TASK STATEMENT :: Without the pictures, reproduce the records that follow exactly.

ENTRIES SUPPLIED ::
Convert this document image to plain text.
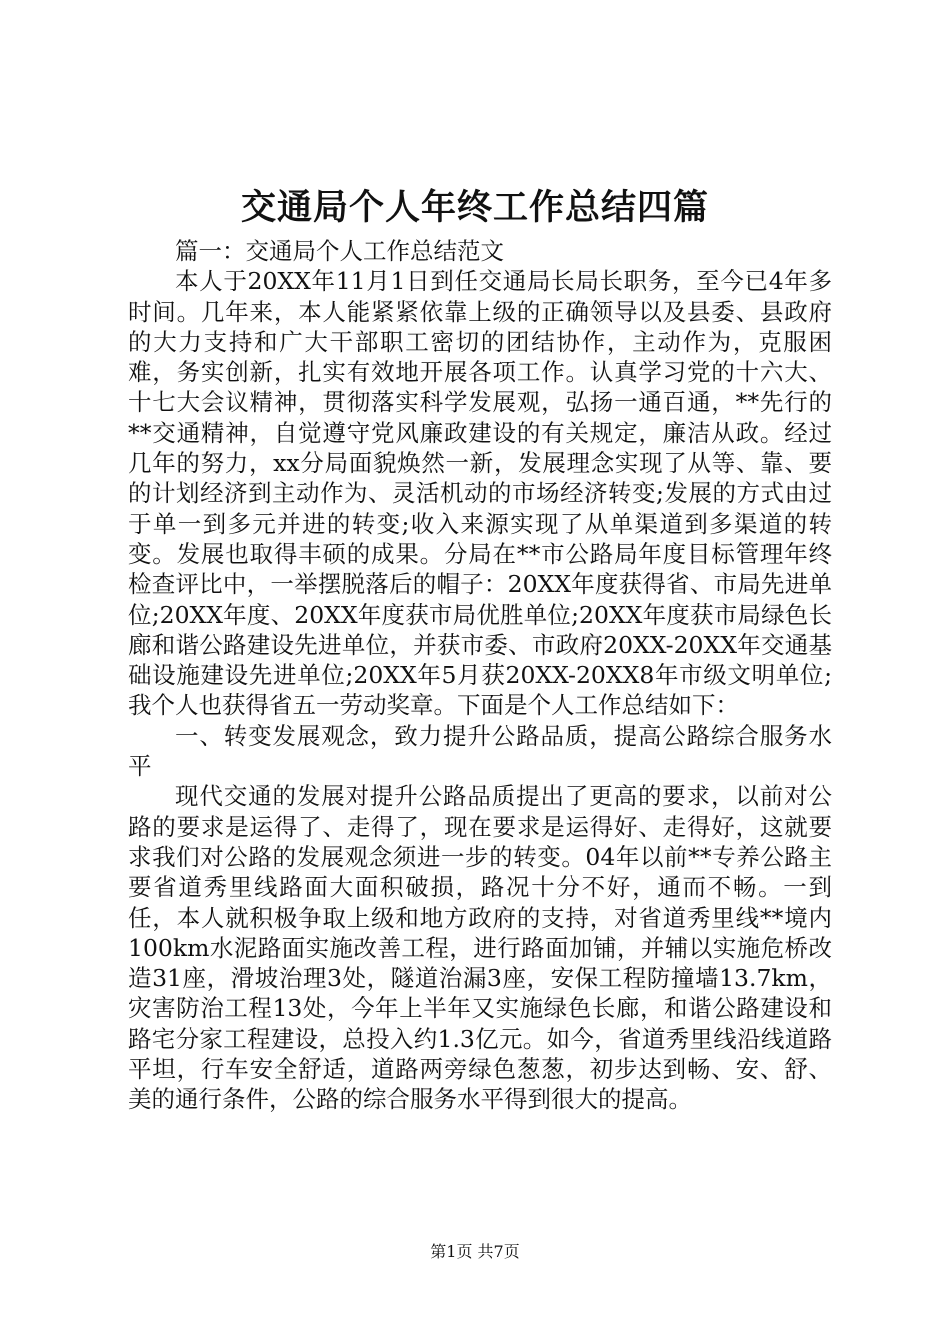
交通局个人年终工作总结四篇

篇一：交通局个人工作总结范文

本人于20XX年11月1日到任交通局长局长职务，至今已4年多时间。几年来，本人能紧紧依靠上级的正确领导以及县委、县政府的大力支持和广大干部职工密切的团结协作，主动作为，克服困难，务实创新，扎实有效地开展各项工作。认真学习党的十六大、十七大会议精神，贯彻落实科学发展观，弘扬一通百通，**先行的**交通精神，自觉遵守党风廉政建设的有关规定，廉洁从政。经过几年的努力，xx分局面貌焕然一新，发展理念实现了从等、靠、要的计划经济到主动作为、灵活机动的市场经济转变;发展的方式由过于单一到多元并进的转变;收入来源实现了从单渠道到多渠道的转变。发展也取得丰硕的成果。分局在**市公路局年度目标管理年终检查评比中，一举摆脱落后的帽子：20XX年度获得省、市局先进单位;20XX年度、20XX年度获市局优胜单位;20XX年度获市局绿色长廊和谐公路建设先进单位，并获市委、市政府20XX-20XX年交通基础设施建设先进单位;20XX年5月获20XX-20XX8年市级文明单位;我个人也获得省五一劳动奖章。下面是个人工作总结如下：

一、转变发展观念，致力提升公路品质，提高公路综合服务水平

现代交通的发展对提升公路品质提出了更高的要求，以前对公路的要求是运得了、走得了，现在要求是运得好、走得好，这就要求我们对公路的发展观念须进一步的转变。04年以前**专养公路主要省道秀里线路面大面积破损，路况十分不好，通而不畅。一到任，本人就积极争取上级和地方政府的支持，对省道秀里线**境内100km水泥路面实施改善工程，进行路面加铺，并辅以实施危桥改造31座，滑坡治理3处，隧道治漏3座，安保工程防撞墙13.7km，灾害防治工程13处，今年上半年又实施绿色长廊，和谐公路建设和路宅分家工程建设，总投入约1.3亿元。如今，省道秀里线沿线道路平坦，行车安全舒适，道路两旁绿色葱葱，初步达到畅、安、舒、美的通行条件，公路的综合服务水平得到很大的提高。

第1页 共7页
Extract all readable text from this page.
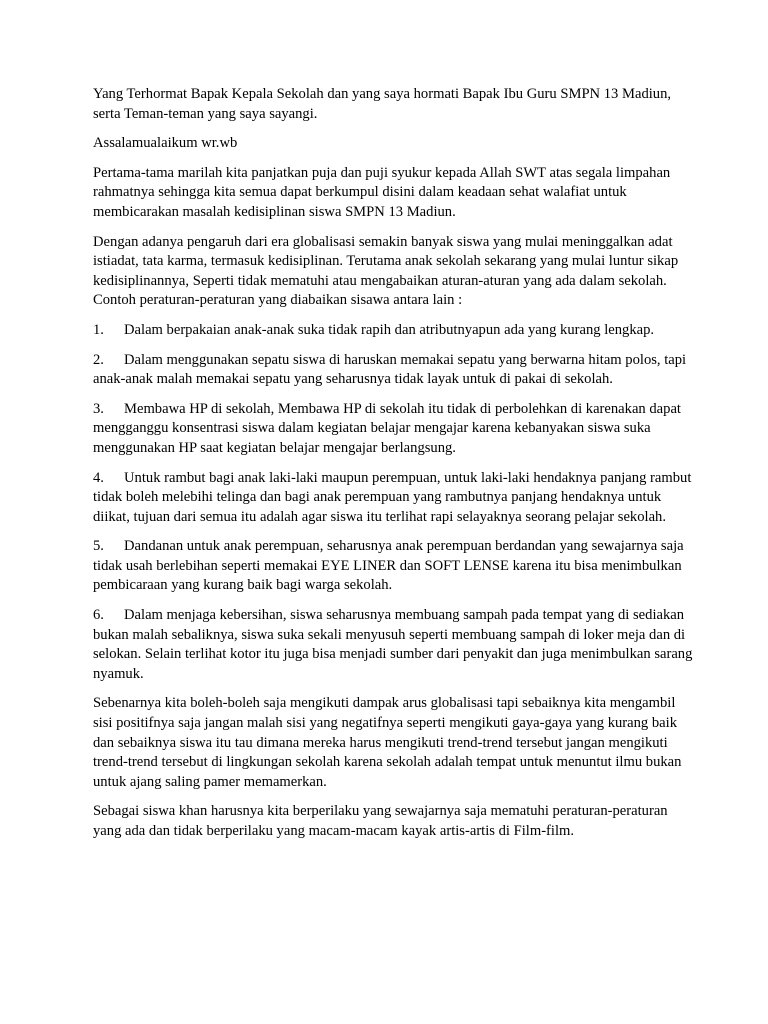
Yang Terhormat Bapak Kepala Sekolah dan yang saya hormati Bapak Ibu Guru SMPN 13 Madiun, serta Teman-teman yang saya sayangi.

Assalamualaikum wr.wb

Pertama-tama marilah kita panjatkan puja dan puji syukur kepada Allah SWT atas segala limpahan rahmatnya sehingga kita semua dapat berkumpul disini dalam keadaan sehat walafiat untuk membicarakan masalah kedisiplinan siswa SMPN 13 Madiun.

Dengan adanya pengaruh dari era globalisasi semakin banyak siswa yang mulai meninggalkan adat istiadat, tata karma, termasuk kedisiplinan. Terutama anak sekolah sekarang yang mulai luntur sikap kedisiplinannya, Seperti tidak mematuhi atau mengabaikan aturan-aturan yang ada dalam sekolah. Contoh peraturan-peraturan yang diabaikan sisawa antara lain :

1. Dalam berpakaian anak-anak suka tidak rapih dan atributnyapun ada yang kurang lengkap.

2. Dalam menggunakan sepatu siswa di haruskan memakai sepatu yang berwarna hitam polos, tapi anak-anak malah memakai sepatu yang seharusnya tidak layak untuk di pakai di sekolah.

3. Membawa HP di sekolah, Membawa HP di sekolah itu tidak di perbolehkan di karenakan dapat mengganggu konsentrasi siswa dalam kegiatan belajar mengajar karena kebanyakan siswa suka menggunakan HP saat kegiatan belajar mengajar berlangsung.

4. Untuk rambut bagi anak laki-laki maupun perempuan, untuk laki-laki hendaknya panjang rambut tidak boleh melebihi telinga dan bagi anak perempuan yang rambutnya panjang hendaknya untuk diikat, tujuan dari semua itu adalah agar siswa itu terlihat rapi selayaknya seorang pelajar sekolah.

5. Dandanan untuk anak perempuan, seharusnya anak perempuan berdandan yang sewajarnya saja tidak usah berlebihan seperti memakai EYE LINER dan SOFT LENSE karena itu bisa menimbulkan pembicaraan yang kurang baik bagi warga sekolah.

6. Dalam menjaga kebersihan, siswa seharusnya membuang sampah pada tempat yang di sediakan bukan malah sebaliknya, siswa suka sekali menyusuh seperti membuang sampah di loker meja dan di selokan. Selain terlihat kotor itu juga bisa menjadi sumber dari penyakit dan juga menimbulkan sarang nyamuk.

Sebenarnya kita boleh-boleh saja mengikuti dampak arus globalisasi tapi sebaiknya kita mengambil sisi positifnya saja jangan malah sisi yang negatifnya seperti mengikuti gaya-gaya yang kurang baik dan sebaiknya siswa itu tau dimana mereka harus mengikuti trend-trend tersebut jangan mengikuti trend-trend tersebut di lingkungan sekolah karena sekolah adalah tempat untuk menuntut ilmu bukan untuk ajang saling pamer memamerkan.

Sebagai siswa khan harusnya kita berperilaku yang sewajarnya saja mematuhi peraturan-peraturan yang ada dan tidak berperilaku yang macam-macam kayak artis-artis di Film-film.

ANSWER TO THIS PROBLEM ::
Convert this document image to plain text.
交通局个人年终工作总结四篇

篇一：交通局个人工作总结范文

本人于20XX年11月1日到任交通局长局长职务，至今已4年多时间。几年来，本人能紧紧依靠上级的正确领导以及县委、县政府的大力支持和广大干部职工密切的团结协作，主动作为，克服困难，务实创新，扎实有效地开展各项工作。认真学习党的十六大、十七大会议精神，贯彻落实科学发展观，弘扬一通百通，**先行的**交通精神，自觉遵守党风廉政建设的有关规定，廉洁从政。经过几年的努力，xx分局面貌焕然一新，发展理念实现了从等、靠、要的计划经济到主动作为、灵活机动的市场经济转变;发展的方式由过于单一到多元并进的转变;收入来源实现了从单渠道到多渠道的转变。发展也取得丰硕的成果。分局在**市公路局年度目标管理年终检查评比中，一举摆脱落后的帽子：20XX年度获得省、市局先进单位;20XX年度、20XX年度获市局优胜单位;20XX年度获市局绿色长廊和谐公路建设先进单位，并获市委、市政府20XX-20XX年交通基础设施建设先进单位;20XX年5月获20XX-20XX8年市级文明单位;我个人也获得省五一劳动奖章。下面是个人工作总结如下：

一、转变发展观念，致力提升公路品质，提高公路综合服务水平

现代交通的发展对提升公路品质提出了更高的要求，以前对公路的要求是运得了、走得了，现在要求是运得好、走得好，这就要求我们对公路的发展观念须进一步的转变。04年以前**专养公路主要省道秀里线路面大面积破损，路况十分不好，通而不畅。一到任，本人就积极争取上级和地方政府的支持，对省道秀里线**境内100km水泥路面实施改善工程，进行路面加铺，并辅以实施危桥改造31座，滑坡治理3处，隧道治漏3座，安保工程防撞墙13.7km，灾害防治工程13处，今年上半年又实施绿色长廊，和谐公路建设和路宅分家工程建设，总投入约1.3亿元。如今，省道秀里线沿线道路平坦，行车安全舒适，道路两旁绿色葱葱，初步达到畅、安、舒、美的通行条件，公路的综合服务水平得到很大的提高。

第1页 共7页
Extract all readable text from this page.
Yang Terhormat Bapak Kepala Sekolah dan yang saya hormati Bapak Ibu Guru SMPN 13 Madiun, serta Teman-teman yang saya sayangi.

Assalamualaikum wr.wb

Pertama-tama marilah kita panjatkan puja dan puji syukur kepada Allah SWT atas segala limpahan rahmatnya sehingga kita semua dapat berkumpul disini dalam keadaan sehat walafiat untuk membicarakan masalah kedisiplinan siswa SMPN 13 Madiun.

Dengan adanya pengaruh dari era globalisasi semakin banyak siswa yang mulai meninggalkan adat istiadat, tata karma, termasuk kedisiplinan. Terutama anak sekolah sekarang yang mulai luntur sikap kedisiplinannya, Seperti tidak mematuhi atau mengabaikan aturan-aturan yang ada dalam sekolah. Contoh peraturan-peraturan yang diabaikan sisawa antara lain :

1. Dalam berpakaian anak-anak suka tidak rapih dan atributnyapun ada yang kurang lengkap.

2. Dalam menggunakan sepatu siswa di haruskan memakai sepatu yang berwarna hitam polos, tapi anak-anak malah memakai sepatu yang seharusnya tidak layak untuk di pakai di sekolah.

3. Membawa HP di sekolah, Membawa HP di sekolah itu tidak di perbolehkan di karenakan dapat mengganggu konsentrasi siswa dalam kegiatan belajar mengajar karena kebanyakan siswa suka menggunakan HP saat kegiatan belajar mengajar berlangsung.

4. Untuk rambut bagi anak laki-laki maupun perempuan, untuk laki-laki hendaknya panjang rambut tidak boleh melebihi telinga dan bagi anak perempuan yang rambutnya panjang hendaknya untuk diikat, tujuan dari semua itu adalah agar siswa itu terlihat rapi selayaknya seorang pelajar sekolah.

5. Dandanan untuk anak perempuan, seharusnya anak perempuan berdandan yang sewajarnya saja tidak usah berlebihan seperti memakai EYE LINER dan SOFT LENSE karena itu bisa menimbulkan pembicaraan yang kurang baik bagi warga sekolah.

6. Dalam menjaga kebersihan, siswa seharusnya membuang sampah pada tempat yang di sediakan bukan malah sebaliknya, siswa suka sekali menyusuh seperti membuang sampah di loker meja dan di selokan. Selain terlihat kotor itu juga bisa menjadi sumber dari penyakit dan juga menimbulkan sarang nyamuk.

Sebenarnya kita boleh-boleh saja mengikuti dampak arus globalisasi tapi sebaiknya kita mengambil sisi positifnya saja jangan malah sisi yang negatifnya seperti mengikuti gaya-gaya yang kurang baik dan sebaiknya siswa itu tau dimana mereka harus mengikuti trend-trend tersebut jangan mengikuti trend-trend tersebut di lingkungan sekolah karena sekolah adalah tempat untuk menuntut ilmu bukan untuk ajang saling pamer memamerkan.

Sebagai siswa khan harusnya kita berperilaku yang sewajarnya saja mematuhi peraturan-peraturan yang ada dan tidak berperilaku yang macam-macam kayak artis-artis di Film-film.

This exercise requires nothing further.